## TO DO
Locate each line with the string "الدراسي" in the listing below and copy it.

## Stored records
* START *

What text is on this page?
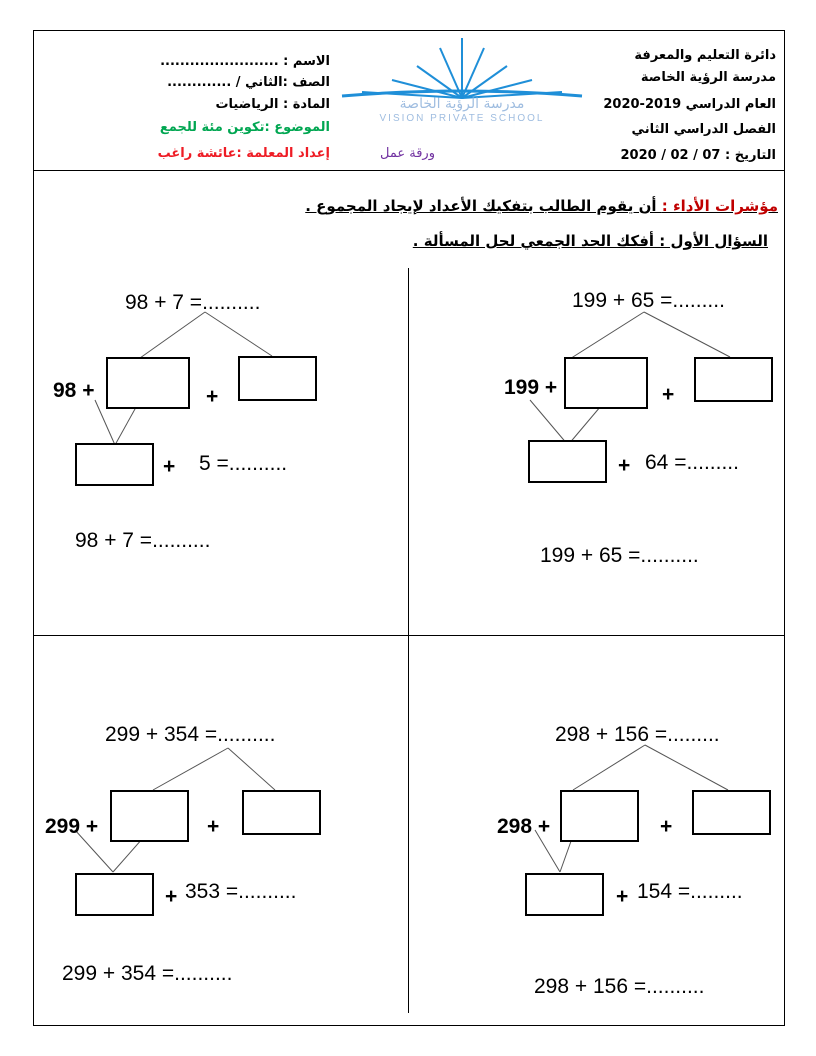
دائرة التعليم والمعرفة
مدرسة الرؤية الخاصة
العام الدراسي 2019-2020
الفصل الدراسي الثاني
التاريخ : 07 / 02 / 2020
الاسم : ........................
الصف :الثاني / .............
المادة : الرياضيات
الموضوع :تكوين مئة للجمع
إعداد المعلمة :عائشة راغب	ورقة عمل
مدرسة الرؤية الخاصة
VISION PRIVATE SCHOOL
مؤشرات الأداء : أن يقوم الطالب بتفكيك الأعداد لإيجاد المجموع .
السؤال الأول : أفكك الحد الجمعي لحل المسألة .
199 + 65 =.........
199 +	+
+ 64 =.........
199 + 65 =..........
98 + 7 =..........
98 +	+
+ 5 =..........
98 + 7 =..........
298 + 156 =.........
298 +	+
+ 154 =.........
298 + 156 =..........
299 + 354 =..........
299 +	+
+ 353 =..........
299 + 354 =..........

* END *

## FULL OUTPUT
العام الدراسي 2019-2020
الفصل الدراسي الثاني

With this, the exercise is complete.